— SET PROBLEM —
Identify and copy all lines of the material where the string "için" is found.

— EXTRACTED DATA —
* * *

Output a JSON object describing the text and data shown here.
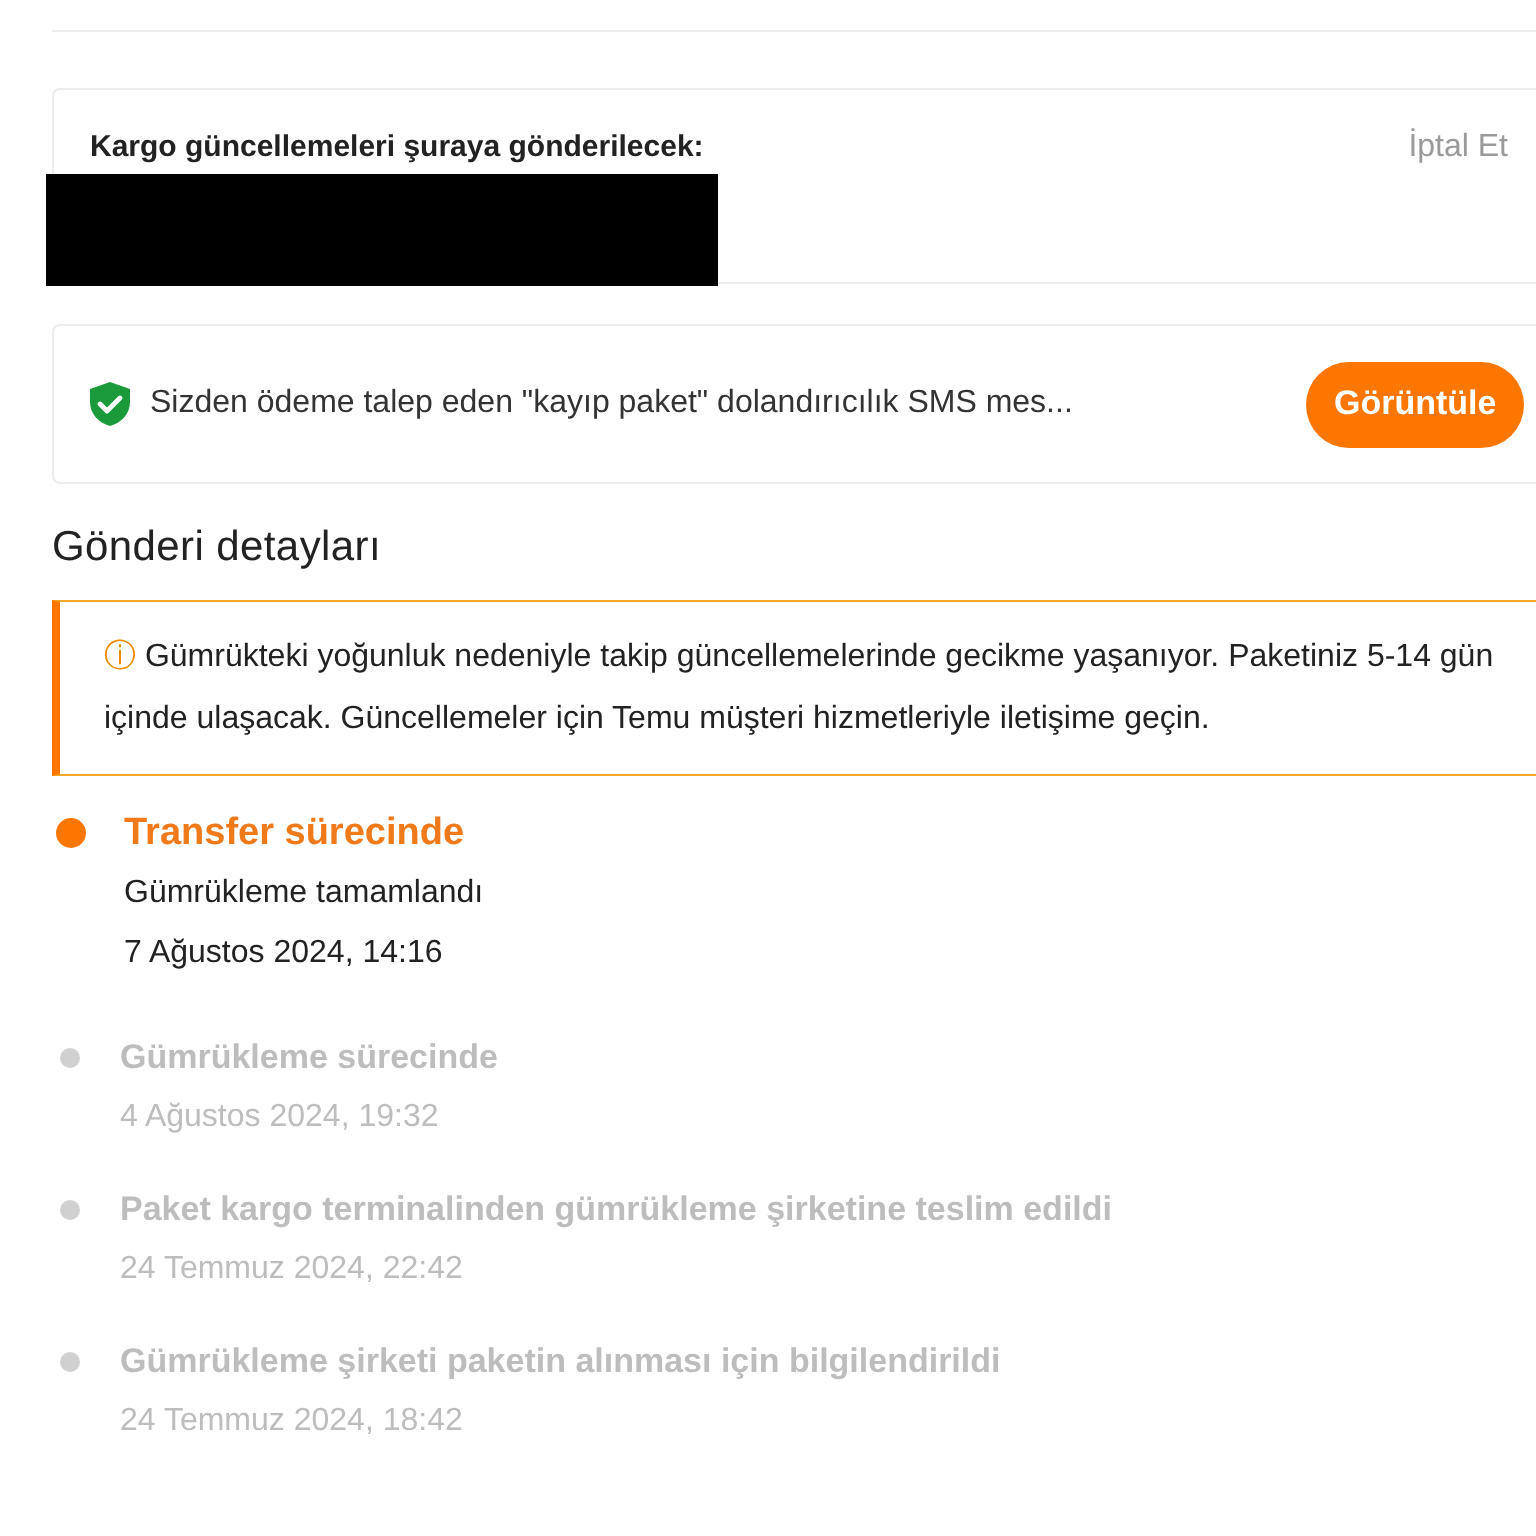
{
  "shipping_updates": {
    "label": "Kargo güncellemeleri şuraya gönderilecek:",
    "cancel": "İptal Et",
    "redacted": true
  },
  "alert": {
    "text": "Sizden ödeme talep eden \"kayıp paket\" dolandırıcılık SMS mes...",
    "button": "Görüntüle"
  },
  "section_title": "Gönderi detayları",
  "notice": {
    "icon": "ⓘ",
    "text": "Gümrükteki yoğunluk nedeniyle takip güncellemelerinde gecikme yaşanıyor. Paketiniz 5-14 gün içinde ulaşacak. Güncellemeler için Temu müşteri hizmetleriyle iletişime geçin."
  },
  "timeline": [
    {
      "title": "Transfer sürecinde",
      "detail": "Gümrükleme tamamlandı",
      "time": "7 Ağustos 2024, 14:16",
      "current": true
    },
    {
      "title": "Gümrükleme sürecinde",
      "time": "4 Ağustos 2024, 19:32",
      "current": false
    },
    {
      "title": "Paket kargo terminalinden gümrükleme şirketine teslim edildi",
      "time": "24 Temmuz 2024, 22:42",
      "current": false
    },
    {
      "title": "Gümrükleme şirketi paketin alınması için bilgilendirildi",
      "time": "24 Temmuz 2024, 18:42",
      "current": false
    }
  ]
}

* * *

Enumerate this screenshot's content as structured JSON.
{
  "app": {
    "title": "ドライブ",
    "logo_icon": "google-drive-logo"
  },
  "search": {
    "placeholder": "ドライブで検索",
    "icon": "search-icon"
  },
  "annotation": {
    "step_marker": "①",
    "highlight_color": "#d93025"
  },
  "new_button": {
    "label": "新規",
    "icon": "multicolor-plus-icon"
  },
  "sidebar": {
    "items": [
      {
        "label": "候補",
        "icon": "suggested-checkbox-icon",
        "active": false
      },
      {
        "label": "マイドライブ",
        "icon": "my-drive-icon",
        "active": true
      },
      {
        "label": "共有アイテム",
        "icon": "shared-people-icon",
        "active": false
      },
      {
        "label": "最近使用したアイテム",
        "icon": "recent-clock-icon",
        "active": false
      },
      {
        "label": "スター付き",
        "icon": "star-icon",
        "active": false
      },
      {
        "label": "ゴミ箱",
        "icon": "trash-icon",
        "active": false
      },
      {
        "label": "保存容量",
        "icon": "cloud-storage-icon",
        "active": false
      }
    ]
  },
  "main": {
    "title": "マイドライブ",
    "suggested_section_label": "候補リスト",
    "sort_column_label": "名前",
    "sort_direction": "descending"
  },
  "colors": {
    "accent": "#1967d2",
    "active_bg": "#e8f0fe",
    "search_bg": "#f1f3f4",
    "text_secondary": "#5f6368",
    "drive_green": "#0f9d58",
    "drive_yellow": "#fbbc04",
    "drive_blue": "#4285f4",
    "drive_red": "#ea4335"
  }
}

* * *

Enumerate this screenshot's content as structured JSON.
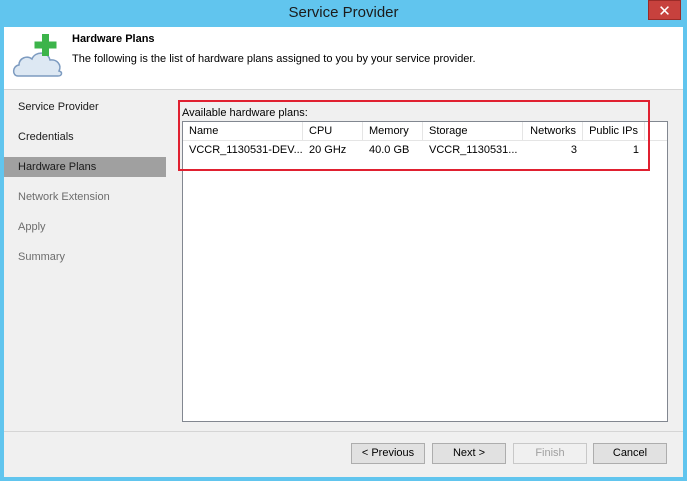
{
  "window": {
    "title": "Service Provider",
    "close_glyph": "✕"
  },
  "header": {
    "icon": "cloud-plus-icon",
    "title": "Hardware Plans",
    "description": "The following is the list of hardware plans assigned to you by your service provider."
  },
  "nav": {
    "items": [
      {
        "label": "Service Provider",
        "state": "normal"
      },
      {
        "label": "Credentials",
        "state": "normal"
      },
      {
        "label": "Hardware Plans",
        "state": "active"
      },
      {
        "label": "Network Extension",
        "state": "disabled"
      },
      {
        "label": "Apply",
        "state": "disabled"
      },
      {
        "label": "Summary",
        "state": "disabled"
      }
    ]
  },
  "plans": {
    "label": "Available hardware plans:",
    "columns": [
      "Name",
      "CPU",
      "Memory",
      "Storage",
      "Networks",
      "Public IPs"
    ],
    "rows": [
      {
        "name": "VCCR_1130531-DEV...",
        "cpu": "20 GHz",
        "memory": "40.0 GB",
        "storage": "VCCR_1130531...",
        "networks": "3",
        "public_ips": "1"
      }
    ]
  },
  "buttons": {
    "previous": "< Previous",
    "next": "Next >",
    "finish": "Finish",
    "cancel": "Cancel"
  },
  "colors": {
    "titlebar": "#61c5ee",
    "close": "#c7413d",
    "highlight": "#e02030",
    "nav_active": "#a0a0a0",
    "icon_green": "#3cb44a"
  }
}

* * *

— CORRECT RESPONSE —
    "text": "Gümrükteki yoğunluk nedeniyle takip güncellemelerinde gecikme yaşanıyor. Paketiniz 5-14 gün içinde ulaşacak. Güncellemeler için Temu müşteri hizmetleriyle iletişime geçin."
      "title": "Gümrükleme şirketi paketin alınması için bilgilendirildi",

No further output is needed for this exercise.